## EXERCISE DIRECTIONS
Repeat the records below exactly.

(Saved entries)
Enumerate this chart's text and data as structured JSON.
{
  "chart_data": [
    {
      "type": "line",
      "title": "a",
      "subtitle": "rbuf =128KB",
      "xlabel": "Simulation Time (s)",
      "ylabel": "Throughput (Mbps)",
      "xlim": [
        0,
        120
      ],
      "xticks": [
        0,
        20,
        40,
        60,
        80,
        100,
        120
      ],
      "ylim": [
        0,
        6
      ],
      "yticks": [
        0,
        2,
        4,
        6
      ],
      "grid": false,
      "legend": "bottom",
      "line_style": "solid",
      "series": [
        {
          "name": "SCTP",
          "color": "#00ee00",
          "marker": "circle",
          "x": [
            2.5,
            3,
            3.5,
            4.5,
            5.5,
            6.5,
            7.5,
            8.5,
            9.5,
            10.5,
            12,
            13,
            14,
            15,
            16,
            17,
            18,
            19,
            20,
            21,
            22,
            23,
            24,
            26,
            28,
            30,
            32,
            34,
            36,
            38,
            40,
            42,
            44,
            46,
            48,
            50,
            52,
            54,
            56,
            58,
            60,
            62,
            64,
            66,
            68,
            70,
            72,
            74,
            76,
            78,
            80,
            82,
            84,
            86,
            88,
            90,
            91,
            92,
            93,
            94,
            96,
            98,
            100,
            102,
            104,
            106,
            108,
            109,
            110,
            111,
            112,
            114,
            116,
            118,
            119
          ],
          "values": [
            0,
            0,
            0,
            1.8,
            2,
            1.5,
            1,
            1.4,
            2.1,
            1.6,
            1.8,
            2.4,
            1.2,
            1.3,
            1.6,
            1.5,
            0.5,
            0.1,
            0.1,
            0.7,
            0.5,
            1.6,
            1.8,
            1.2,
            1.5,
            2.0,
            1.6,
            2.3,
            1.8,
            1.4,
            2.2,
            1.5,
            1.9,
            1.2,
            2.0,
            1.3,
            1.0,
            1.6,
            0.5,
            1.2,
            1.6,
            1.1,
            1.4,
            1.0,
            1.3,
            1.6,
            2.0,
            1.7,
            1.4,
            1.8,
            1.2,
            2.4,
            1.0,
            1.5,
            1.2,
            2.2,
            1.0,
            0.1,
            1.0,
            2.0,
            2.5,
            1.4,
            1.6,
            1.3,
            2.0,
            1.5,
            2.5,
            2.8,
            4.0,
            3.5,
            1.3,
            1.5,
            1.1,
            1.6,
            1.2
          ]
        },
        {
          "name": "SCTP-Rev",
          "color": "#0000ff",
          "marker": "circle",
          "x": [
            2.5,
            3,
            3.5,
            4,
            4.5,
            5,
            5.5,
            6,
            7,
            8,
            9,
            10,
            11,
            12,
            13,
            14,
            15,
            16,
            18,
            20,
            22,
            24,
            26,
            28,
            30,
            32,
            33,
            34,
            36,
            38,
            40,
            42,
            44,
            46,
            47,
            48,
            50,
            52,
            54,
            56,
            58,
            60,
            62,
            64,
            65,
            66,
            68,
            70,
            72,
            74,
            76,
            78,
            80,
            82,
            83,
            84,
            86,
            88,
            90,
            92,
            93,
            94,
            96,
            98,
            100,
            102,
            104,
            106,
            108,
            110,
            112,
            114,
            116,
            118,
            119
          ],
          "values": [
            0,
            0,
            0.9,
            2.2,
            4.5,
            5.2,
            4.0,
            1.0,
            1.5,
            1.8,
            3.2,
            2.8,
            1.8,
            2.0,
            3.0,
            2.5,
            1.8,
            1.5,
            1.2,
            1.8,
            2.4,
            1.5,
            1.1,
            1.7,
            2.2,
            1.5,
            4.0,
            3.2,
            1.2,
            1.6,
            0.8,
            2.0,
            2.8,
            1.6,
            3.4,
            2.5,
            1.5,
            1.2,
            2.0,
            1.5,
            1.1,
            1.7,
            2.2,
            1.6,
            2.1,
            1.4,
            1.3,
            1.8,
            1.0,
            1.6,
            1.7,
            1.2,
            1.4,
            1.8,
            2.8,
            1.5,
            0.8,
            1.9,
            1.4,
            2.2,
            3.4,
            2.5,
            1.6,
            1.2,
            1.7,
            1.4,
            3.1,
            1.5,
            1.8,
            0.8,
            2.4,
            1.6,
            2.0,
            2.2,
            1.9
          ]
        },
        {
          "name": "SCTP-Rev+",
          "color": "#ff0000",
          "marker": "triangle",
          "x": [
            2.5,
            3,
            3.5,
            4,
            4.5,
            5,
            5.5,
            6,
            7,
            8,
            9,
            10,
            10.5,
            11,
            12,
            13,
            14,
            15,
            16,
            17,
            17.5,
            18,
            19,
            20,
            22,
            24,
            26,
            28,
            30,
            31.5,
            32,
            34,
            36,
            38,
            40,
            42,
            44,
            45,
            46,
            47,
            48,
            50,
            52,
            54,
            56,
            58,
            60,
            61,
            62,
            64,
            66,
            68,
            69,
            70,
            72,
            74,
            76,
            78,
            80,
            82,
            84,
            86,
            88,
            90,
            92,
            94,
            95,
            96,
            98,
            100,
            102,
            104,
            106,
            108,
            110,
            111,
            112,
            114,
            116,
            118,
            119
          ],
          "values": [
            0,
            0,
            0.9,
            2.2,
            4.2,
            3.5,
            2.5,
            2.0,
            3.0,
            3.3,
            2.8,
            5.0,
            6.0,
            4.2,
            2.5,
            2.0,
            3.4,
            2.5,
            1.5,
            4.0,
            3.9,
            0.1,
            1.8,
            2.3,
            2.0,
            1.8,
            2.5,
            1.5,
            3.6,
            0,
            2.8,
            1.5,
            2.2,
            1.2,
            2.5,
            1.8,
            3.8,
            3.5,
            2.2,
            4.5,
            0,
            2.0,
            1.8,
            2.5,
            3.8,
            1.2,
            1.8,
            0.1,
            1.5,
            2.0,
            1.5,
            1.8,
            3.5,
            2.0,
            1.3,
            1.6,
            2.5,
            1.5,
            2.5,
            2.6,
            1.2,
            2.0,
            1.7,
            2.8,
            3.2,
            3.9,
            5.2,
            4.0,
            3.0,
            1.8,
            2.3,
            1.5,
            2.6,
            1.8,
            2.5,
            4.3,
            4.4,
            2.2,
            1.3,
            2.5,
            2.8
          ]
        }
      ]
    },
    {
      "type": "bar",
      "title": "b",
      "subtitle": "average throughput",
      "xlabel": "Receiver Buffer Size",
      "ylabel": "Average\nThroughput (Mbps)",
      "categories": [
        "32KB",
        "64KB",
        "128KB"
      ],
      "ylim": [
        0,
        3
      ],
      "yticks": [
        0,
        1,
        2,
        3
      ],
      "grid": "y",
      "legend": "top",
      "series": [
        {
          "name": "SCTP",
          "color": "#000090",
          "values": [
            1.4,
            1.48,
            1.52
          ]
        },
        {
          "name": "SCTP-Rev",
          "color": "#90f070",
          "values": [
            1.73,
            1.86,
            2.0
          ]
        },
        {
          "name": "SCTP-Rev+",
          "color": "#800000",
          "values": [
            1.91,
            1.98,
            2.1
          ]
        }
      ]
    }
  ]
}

## TASK SOLUTION
Enumerate this chart's text and data as structured JSON.
{
  "chart_data": [
    {
      "type": "line",
      "title": "a",
      "subtitle": "rbuf =128KB",
      "xlabel": "Simulation Time (s)",
      "ylabel": "Throughput (Mbps)",
      "xlim": [
        0,
        120
      ],
      "xticks": [
        0,
        20,
        40,
        60,
        80,
        100,
        120
      ],
      "ylim": [
        0,
        6
      ],
      "yticks": [
        0,
        2,
        4,
        6
      ],
      "grid": false,
      "legend": "bottom",
      "line_style": "solid",
      "series": [
        {
          "name": "SCTP",
          "color": "#00ee00",
          "marker": "circle",
          "x": [
            2.5,
            3,
            3.5,
            4.5,
            5.5,
            6.5,
            7.5,
            8.5,
            9.5,
            10.5,
            12,
            13,
            14,
            15,
            16,
            17,
            18,
            19,
            20,
            21,
            22,
            23,
            24,
            26,
            28,
            30,
            32,
            34,
            36,
            38,
            40,
            42,
            44,
            46,
            48,
            50,
            52,
            54,
            56,
            58,
            60,
            62,
            64,
            66,
            68,
            70,
            72,
            74,
            76,
            78,
            80,
            82,
            84,
            86,
            88,
            90,
            91,
            92,
            93,
            94,
            96,
            98,
            100,
            102,
            104,
            106,
            108,
            109,
            110,
            111,
            112,
            114,
            116,
            118,
            119
          ],
          "values": [
            0,
            0,
            0,
            1.8,
            2,
            1.5,
            1,
            1.4,
            2.1,
            1.6,
            1.8,
            2.4,
            1.2,
            1.3,
            1.6,
            1.5,
            0.5,
            0.1,
            0.1,
            0.7,
            0.5,
            1.6,
            1.8,
            1.2,
            1.5,
            2.0,
            1.6,
            2.3,
            1.8,
            1.4,
            2.2,
            1.5,
            1.9,
            1.2,
            2.0,
            1.3,
            1.0,
            1.6,
            0.5,
            1.2,
            1.6,
            1.1,
            1.4,
            1.0,
            1.3,
            1.6,
            2.0,
            1.7,
            1.4,
            1.8,
            1.2,
            2.4,
            1.0,
            1.5,
            1.2,
            2.2,
            1.0,
            0.1,
            1.0,
            2.0,
            2.5,
            1.4,
            1.6,
            1.3,
            2.0,
            1.5,
            2.5,
            2.8,
            4.0,
            3.5,
            1.3,
            1.5,
            1.1,
            1.6,
            1.2
          ]
        },
        {
          "name": "SCTP-Rev",
          "color": "#0000ff",
          "marker": "circle",
          "x": [
            2.5,
            3,
            3.5,
            4,
            4.5,
            5,
            5.5,
            6,
            7,
            8,
            9,
            10,
            11,
            12,
            13,
            14,
            15,
            16,
            18,
            20,
            22,
            24,
            26,
            28,
            30,
            32,
            33,
            34,
            36,
            38,
            40,
            42,
            44,
            46,
            47,
            48,
            50,
            52,
            54,
            56,
            58,
            60,
            62,
            64,
            65,
            66,
            68,
            70,
            72,
            74,
            76,
            78,
            80,
            82,
            83,
            84,
            86,
            88,
            90,
            92,
            93,
            94,
            96,
            98,
            100,
            102,
            104,
            106,
            108,
            110,
            112,
            114,
            116,
            118,
            119
          ],
          "values": [
            0,
            0,
            0.9,
            2.2,
            4.5,
            5.2,
            4.0,
            1.0,
            1.5,
            1.8,
            3.2,
            2.8,
            1.8,
            2.0,
            3.0,
            2.5,
            1.8,
            1.5,
            1.2,
            1.8,
            2.4,
            1.5,
            1.1,
            1.7,
            2.2,
            1.5,
            4.0,
            3.2,
            1.2,
            1.6,
            0.8,
            2.0,
            2.8,
            1.6,
            3.4,
            2.5,
            1.5,
            1.2,
            2.0,
            1.5,
            1.1,
            1.7,
            2.2,
            1.6,
            2.1,
            1.4,
            1.3,
            1.8,
            1.0,
            1.6,
            1.7,
            1.2,
            1.4,
            1.8,
            2.8,
            1.5,
            0.8,
            1.9,
            1.4,
            2.2,
            3.4,
            2.5,
            1.6,
            1.2,
            1.7,
            1.4,
            3.1,
            1.5,
            1.8,
            0.8,
            2.4,
            1.6,
            2.0,
            2.2,
            1.9
          ]
        },
        {
          "name": "SCTP-Rev+",
          "color": "#ff0000",
          "marker": "triangle",
          "x": [
            2.5,
            3,
            3.5,
            4,
            4.5,
            5,
            5.5,
            6,
            7,
            8,
            9,
            10,
            10.5,
            11,
            12,
            13,
            14,
            15,
            16,
            17,
            17.5,
            18,
            19,
            20,
            22,
            24,
            26,
            28,
            30,
            31.5,
            32,
            34,
            36,
            38,
            40,
            42,
            44,
            45,
            46,
            47,
            48,
            50,
            52,
            54,
            56,
            58,
            60,
            61,
            62,
            64,
            66,
            68,
            69,
            70,
            72,
            74,
            76,
            78,
            80,
            82,
            84,
            86,
            88,
            90,
            92,
            94,
            95,
            96,
            98,
            100,
            102,
            104,
            106,
            108,
            110,
            111,
            112,
            114,
            116,
            118,
            119
          ],
          "values": [
            0,
            0,
            0.9,
            2.2,
            4.2,
            3.5,
            2.5,
            2.0,
            3.0,
            3.3,
            2.8,
            5.0,
            6.0,
            4.2,
            2.5,
            2.0,
            3.4,
            2.5,
            1.5,
            4.0,
            3.9,
            0.1,
            1.8,
            2.3,
            2.0,
            1.8,
            2.5,
            1.5,
            3.6,
            0,
            2.8,
            1.5,
            2.2,
            1.2,
            2.5,
            1.8,
            3.8,
            3.5,
            2.2,
            4.5,
            0,
            2.0,
            1.8,
            2.5,
            3.8,
            1.2,
            1.8,
            0.1,
            1.5,
            2.0,
            1.5,
            1.8,
            3.5,
            2.0,
            1.3,
            1.6,
            2.5,
            1.5,
            2.5,
            2.6,
            1.2,
            2.0,
            1.7,
            2.8,
            3.2,
            3.9,
            5.2,
            4.0,
            3.0,
            1.8,
            2.3,
            1.5,
            2.6,
            1.8,
            2.5,
            4.3,
            4.4,
            2.2,
            1.3,
            2.5,
            2.8
          ]
        }
      ]
    },
    {
      "type": "bar",
      "title": "b",
      "subtitle": "average throughput",
      "xlabel": "Receiver Buffer Size",
      "ylabel": "Average\nThroughput (Mbps)",
      "categories": [
        "32KB",
        "64KB",
        "128KB"
      ],
      "ylim": [
        0,
        3
      ],
      "yticks": [
        0,
        1,
        2,
        3
      ],
      "grid": "y",
      "legend": "top",
      "series": [
        {
          "name": "SCTP",
          "color": "#000090",
          "values": [
            1.4,
            1.48,
            1.52
          ]
        },
        {
          "name": "SCTP-Rev",
          "color": "#90f070",
          "values": [
            1.73,
            1.86,
            2.0
          ]
        },
        {
          "name": "SCTP-Rev+",
          "color": "#800000",
          "values": [
            1.91,
            1.98,
            2.1
          ]
        }
      ]
    }
  ]
}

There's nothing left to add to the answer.